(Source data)
########################################
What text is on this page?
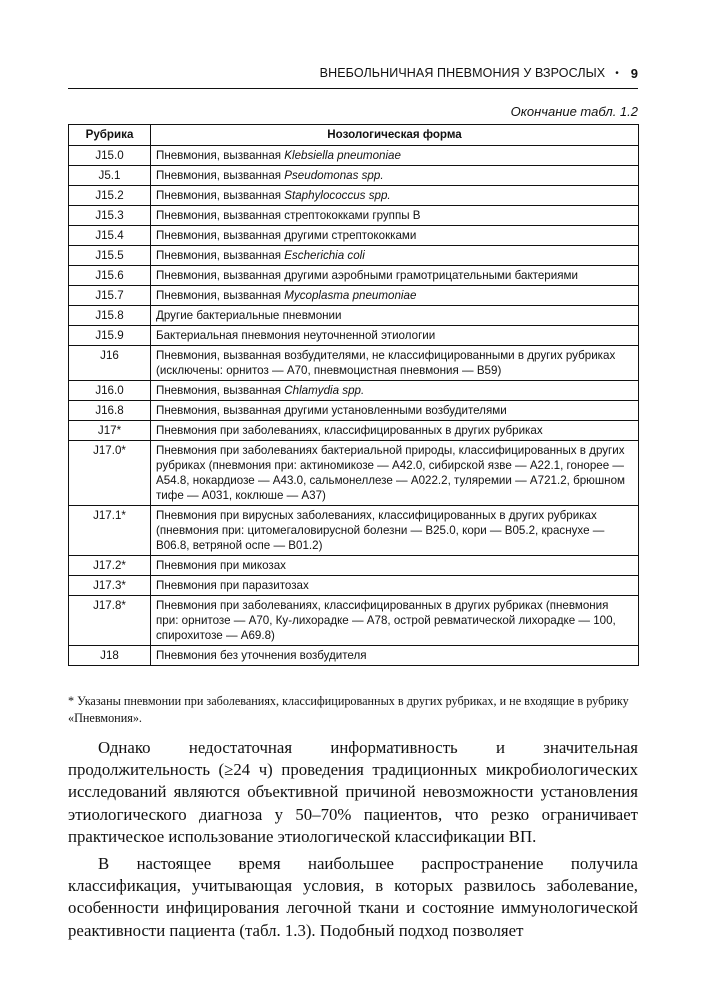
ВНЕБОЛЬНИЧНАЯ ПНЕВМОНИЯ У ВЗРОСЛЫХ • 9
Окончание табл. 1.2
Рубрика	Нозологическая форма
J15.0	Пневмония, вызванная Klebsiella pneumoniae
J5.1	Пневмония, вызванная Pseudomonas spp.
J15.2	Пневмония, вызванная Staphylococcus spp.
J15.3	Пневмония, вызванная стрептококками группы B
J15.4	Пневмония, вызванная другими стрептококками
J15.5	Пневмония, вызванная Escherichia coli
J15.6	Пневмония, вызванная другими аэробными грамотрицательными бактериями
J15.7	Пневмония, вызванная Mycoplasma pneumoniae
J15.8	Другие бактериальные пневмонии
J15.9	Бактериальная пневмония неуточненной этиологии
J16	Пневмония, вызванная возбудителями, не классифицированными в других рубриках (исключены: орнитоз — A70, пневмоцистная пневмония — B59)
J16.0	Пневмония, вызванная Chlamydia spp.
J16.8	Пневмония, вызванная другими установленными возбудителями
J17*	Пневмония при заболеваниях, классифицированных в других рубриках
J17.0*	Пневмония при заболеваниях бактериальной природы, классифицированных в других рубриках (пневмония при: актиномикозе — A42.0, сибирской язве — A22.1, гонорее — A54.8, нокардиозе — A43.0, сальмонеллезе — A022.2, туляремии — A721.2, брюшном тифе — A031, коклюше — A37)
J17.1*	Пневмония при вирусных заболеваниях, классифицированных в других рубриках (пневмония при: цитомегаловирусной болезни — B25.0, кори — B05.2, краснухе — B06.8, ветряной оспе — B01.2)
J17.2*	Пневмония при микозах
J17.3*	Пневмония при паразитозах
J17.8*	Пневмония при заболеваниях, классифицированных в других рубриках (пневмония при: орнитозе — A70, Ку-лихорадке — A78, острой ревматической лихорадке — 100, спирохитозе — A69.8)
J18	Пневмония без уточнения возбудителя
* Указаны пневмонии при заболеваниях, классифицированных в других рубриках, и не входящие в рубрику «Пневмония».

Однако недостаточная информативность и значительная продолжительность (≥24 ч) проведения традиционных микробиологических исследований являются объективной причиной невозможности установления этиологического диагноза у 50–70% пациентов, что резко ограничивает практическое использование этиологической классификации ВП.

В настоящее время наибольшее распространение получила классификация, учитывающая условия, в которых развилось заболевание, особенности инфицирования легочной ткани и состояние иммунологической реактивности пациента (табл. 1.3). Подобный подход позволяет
########################################
> **What is required**:
Write the entries above out in full, exactly, with no images.

> **The result**:
What text is on this page?
ВНЕБОЛЬНИЧНАЯ ПНЕВМОНИЯ У ВЗРОСЛЫХ • 9
Окончание табл. 1.2
Рубрика	Нозологическая форма
J15.0	Пневмония, вызванная Klebsiella pneumoniae
J5.1	Пневмония, вызванная Pseudomonas spp.
J15.2	Пневмония, вызванная Staphylococcus spp.
J15.3	Пневмония, вызванная стрептококками группы B
J15.4	Пневмония, вызванная другими стрептококками
J15.5	Пневмония, вызванная Escherichia coli
J15.6	Пневмония, вызванная другими аэробными грамотрицательными бактериями
J15.7	Пневмония, вызванная Mycoplasma pneumoniae
J15.8	Другие бактериальные пневмонии
J15.9	Бактериальная пневмония неуточненной этиологии
J16	Пневмония, вызванная возбудителями, не классифицированными в других рубриках (исключены: орнитоз — A70, пневмоцистная пневмония — B59)
J16.0	Пневмония, вызванная Chlamydia spp.
J16.8	Пневмония, вызванная другими установленными возбудителями
J17*	Пневмония при заболеваниях, классифицированных в других рубриках
J17.0*	Пневмония при заболеваниях бактериальной природы, классифицированных в других рубриках (пневмония при: актиномикозе — A42.0, сибирской язве — A22.1, гонорее — A54.8, нокардиозе — A43.0, сальмонеллезе — A022.2, туляремии — A721.2, брюшном тифе — A031, коклюше — A37)
J17.1*	Пневмония при вирусных заболеваниях, классифицированных в других рубриках (пневмония при: цитомегаловирусной болезни — B25.0, кори — B05.2, краснухе — B06.8, ветряной оспе — B01.2)
J17.2*	Пневмония при микозах
J17.3*	Пневмония при паразитозах
J17.8*	Пневмония при заболеваниях, классифицированных в других рубриках (пневмония при: орнитозе — A70, Ку-лихорадке — A78, острой ревматической лихорадке — 100, спирохитозе — A69.8)
J18	Пневмония без уточнения возбудителя
* Указаны пневмонии при заболеваниях, классифицированных в других рубриках, и не входящие в рубрику «Пневмония».

Однако недостаточная информативность и значительная продолжительность (≥24 ч) проведения традиционных микробиологических исследований являются объективной причиной невозможности установления этиологического диагноза у 50–70% пациентов, что резко ограничивает практическое использование этиологической классификации ВП.

В настоящее время наибольшее распространение получила классификация, учитывающая условия, в которых развилось заболевание, особенности инфицирования легочной ткани и состояние иммунологической реактивности пациента (табл. 1.3). Подобный подход позволяет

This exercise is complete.